(Items from a data source)
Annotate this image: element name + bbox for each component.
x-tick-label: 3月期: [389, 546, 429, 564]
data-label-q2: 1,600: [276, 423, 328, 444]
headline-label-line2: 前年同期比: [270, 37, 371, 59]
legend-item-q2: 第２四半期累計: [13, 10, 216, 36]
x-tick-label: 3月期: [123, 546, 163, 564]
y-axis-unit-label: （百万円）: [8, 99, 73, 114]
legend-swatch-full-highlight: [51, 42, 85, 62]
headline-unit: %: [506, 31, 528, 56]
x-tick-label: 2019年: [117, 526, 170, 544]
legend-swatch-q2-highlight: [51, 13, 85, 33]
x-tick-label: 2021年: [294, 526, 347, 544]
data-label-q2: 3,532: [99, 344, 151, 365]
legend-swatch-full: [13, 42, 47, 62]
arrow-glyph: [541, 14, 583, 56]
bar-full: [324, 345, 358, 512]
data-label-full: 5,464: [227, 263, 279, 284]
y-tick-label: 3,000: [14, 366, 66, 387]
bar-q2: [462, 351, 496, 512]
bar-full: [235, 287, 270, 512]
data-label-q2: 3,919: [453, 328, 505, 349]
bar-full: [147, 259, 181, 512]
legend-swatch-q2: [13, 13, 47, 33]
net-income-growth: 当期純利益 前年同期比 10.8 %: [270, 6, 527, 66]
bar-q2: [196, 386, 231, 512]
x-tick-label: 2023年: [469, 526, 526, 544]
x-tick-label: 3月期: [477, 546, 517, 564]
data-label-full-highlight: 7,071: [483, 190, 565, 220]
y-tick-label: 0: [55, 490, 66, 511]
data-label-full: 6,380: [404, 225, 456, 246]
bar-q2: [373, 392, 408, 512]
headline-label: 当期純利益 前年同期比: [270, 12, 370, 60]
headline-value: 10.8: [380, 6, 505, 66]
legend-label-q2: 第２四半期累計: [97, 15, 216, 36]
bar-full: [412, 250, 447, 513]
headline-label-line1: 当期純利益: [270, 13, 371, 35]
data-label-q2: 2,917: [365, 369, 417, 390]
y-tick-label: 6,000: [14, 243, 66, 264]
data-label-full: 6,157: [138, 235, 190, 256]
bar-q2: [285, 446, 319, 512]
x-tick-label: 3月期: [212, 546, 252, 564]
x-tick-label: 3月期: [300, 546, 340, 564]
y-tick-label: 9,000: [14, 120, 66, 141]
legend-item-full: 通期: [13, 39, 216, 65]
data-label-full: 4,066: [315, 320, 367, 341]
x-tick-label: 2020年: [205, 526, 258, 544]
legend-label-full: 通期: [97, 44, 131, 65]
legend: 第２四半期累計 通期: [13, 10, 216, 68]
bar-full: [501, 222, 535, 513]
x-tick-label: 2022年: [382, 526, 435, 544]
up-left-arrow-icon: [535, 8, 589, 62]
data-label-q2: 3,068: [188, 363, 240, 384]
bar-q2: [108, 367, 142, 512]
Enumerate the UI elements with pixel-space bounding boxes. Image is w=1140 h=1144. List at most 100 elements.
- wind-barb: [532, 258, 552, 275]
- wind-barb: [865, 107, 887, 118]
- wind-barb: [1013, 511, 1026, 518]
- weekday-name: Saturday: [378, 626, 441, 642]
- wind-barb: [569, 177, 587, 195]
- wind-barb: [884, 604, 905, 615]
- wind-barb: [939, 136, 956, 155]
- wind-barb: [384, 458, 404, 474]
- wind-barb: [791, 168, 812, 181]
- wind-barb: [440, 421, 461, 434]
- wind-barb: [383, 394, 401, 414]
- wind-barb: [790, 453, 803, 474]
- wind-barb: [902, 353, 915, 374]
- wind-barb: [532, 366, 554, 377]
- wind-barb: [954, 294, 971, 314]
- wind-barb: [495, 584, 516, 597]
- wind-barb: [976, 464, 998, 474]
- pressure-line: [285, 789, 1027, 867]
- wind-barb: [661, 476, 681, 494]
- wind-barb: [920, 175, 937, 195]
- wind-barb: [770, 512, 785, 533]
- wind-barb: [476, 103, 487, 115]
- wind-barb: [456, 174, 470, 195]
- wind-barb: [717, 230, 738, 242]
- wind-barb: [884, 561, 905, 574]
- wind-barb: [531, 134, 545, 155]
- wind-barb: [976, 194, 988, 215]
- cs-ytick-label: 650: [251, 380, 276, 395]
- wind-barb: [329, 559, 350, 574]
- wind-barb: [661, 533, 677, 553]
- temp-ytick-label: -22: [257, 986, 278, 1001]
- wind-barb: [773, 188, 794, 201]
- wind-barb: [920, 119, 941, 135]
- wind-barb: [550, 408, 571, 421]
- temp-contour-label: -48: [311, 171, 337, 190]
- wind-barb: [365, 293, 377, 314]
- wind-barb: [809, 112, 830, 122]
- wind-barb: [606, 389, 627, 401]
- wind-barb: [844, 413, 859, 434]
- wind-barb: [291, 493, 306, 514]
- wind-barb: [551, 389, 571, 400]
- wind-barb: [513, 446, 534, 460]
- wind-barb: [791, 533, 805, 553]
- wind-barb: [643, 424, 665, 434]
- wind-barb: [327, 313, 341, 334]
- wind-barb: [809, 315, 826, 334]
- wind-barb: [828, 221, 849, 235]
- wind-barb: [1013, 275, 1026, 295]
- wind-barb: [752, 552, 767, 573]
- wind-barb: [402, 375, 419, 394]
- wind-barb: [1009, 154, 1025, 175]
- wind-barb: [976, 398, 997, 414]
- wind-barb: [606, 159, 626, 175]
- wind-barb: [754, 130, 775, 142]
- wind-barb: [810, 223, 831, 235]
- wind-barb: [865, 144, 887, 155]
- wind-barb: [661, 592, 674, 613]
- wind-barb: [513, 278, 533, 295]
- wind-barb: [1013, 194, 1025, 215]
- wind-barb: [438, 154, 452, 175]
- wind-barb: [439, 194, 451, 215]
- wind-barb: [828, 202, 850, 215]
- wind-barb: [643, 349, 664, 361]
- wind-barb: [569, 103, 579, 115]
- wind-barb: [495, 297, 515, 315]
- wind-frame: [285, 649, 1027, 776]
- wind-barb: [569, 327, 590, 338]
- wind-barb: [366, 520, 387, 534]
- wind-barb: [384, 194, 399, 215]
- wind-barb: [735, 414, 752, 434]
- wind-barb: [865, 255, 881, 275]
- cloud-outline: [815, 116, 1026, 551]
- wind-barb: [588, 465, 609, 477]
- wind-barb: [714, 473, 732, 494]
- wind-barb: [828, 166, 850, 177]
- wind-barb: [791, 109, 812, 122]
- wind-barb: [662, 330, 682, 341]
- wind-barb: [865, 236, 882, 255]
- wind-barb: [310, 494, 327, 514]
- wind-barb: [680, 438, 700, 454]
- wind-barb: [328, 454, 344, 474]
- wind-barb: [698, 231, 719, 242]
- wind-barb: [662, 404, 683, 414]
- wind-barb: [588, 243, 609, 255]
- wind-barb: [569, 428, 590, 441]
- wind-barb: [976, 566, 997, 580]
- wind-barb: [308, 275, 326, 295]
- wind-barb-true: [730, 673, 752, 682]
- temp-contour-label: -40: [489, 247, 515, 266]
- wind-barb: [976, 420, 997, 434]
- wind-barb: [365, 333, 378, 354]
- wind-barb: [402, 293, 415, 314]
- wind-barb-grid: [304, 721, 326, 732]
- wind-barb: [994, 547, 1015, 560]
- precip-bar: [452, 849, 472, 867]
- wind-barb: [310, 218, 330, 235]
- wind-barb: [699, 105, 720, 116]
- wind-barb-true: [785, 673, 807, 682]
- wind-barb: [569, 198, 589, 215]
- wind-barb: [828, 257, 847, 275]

SET TASK: Set out everything from the first of the lines above down to the line containing "bar-full: [147, 259, 181, 512]", inclusive, as a numbered list, omitting any blank lines.

TASK SOLUTION:
1. Annotate this image: element name + bbox for each component.
2. x-tick-label: 3月期: [389, 546, 429, 564]
3. data-label-q2: 1,600: [276, 423, 328, 444]
4. headline-label-line2: 前年同期比: [270, 37, 371, 59]
5. legend-item-q2: 第２四半期累計: [13, 10, 216, 36]
6. x-tick-label: 3月期: [123, 546, 163, 564]
7. y-axis-unit-label: （百万円）: [8, 99, 73, 114]
8. legend-swatch-full-highlight: [51, 42, 85, 62]
9. headline-unit: %: [506, 31, 528, 56]
10. x-tick-label: 2019年: [117, 526, 170, 544]
11. legend-swatch-q2-highlight: [51, 13, 85, 33]
12. x-tick-label: 2021年: [294, 526, 347, 544]
13. data-label-q2: 3,532: [99, 344, 151, 365]
14. legend-swatch-full: [13, 42, 47, 62]
15. arrow-glyph: [541, 14, 583, 56]
16. bar-full: [324, 345, 358, 512]
17. data-label-full: 5,464: [227, 263, 279, 284]
18. y-tick-label: 3,000: [14, 366, 66, 387]
19. bar-q2: [462, 351, 496, 512]
20. bar-full: [235, 287, 270, 512]
21. data-label-q2: 3,919: [453, 328, 505, 349]
22. bar-full: [147, 259, 181, 512]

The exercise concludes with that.